──────── Records for processing ────────
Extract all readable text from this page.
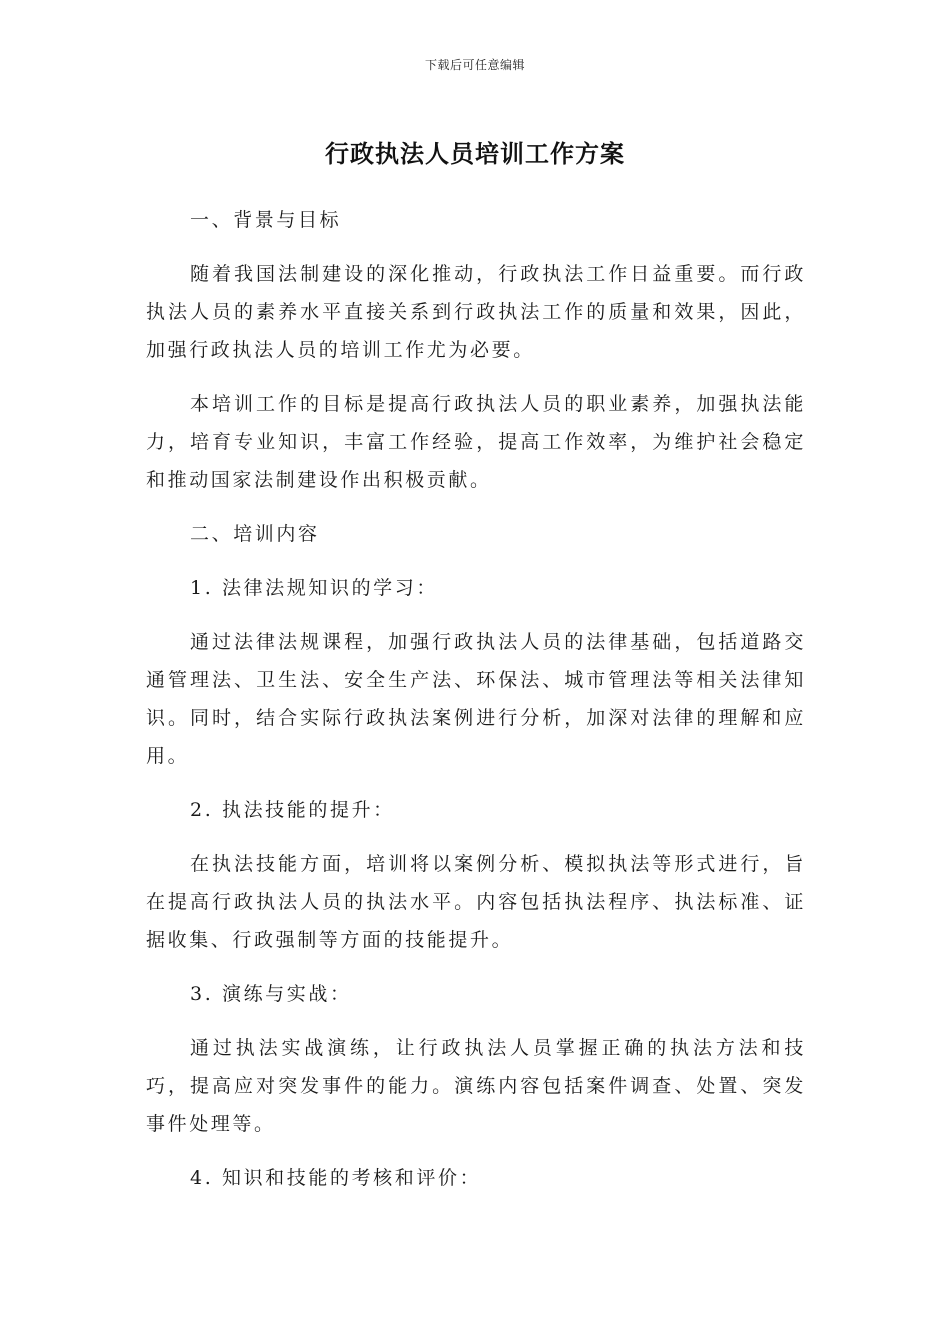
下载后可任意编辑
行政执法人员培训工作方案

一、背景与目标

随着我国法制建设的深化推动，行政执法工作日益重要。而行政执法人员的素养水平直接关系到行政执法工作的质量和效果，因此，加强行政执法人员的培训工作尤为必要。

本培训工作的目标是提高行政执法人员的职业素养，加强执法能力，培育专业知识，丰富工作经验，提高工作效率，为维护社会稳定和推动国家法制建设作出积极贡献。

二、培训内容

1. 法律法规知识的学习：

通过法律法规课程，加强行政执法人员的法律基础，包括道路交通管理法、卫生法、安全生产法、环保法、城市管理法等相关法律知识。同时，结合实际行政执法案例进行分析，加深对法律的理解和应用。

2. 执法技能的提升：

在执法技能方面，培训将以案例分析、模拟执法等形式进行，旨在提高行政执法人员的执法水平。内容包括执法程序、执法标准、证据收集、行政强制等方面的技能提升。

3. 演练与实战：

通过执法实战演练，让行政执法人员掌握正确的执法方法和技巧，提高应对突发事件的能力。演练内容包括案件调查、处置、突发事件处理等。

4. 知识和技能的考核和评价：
────────
──────── Records for processing ────────
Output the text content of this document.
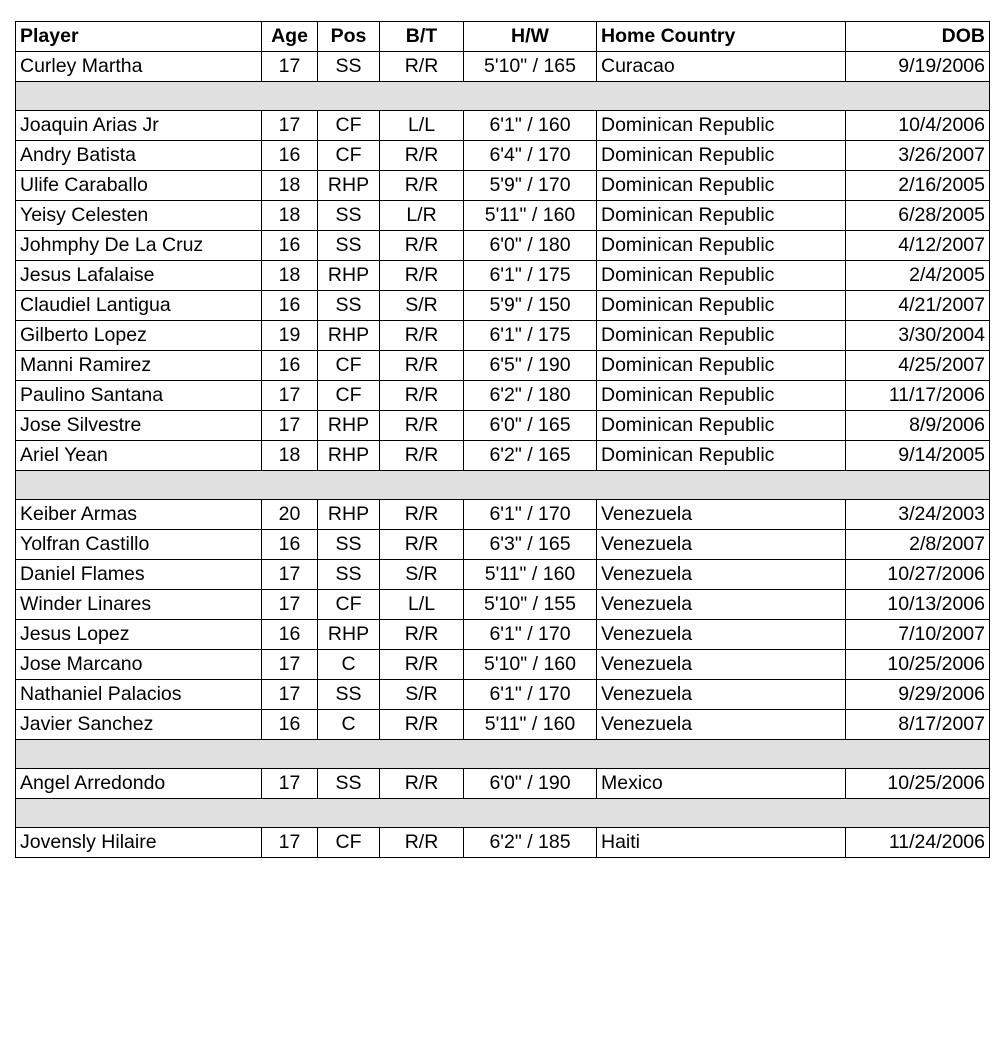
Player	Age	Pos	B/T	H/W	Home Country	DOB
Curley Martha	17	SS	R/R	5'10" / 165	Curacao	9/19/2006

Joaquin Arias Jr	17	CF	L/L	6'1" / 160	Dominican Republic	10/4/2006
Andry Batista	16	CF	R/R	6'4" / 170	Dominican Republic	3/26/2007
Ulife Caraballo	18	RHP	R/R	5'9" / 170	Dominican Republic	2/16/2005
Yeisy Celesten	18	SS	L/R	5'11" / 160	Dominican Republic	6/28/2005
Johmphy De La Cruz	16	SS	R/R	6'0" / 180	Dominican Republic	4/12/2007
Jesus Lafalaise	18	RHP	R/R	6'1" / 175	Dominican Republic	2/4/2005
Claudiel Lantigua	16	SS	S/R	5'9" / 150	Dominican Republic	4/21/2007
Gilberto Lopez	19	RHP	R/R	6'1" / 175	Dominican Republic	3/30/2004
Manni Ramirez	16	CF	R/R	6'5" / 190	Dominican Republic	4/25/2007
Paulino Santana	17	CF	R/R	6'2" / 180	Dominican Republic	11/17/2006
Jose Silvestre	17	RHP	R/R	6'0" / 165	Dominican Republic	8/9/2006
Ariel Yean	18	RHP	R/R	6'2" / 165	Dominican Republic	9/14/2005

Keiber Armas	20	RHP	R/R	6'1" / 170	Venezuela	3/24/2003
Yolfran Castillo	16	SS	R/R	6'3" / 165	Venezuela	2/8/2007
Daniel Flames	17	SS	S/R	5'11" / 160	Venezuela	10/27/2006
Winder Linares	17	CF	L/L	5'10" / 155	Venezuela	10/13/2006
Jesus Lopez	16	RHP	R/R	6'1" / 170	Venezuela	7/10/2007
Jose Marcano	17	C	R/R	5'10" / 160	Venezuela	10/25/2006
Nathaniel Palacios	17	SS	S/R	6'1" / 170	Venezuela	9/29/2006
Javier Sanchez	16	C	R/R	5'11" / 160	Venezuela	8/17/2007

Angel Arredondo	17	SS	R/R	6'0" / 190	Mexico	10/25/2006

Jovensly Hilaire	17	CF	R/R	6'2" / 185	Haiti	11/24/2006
────────
──────── Records for processing ────────
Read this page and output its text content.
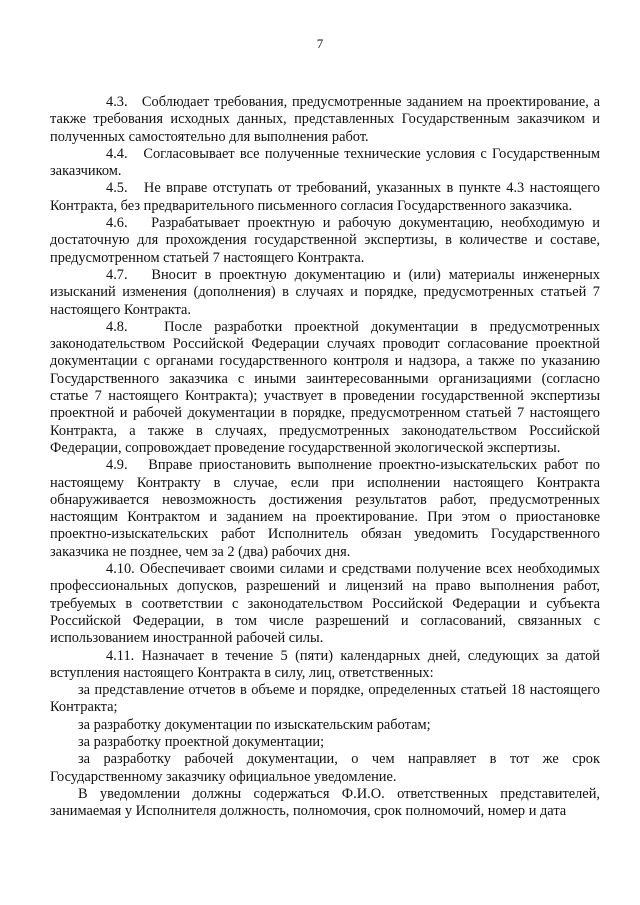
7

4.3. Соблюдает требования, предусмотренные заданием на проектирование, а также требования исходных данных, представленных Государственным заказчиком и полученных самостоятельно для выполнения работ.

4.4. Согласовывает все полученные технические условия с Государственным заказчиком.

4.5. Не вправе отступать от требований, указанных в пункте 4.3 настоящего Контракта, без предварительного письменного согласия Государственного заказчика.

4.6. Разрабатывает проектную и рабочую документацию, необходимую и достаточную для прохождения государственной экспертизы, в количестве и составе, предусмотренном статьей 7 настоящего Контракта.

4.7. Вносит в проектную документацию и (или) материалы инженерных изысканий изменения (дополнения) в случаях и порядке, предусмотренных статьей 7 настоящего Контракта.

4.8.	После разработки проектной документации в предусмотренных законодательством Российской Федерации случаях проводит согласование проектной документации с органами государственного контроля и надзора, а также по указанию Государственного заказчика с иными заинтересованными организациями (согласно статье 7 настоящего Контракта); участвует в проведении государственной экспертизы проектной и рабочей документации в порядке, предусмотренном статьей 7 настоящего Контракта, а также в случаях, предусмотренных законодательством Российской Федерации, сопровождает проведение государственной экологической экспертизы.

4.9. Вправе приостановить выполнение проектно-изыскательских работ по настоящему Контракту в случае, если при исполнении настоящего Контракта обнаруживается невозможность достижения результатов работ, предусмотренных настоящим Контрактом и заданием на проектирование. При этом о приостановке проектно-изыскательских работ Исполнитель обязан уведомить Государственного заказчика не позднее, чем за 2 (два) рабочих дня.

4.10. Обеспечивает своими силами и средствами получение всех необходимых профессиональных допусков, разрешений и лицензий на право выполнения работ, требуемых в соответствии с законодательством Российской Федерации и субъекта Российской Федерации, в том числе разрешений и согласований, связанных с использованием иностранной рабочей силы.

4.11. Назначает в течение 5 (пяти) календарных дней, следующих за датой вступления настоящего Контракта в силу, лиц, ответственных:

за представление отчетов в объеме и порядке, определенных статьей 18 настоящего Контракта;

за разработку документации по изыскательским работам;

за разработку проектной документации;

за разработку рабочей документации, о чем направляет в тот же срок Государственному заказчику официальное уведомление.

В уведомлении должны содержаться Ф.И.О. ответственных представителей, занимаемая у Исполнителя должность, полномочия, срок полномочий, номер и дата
────────
Task details: Count how many lines in the data above hold the string "заданием", and give the number with no other words.

Written answer: 2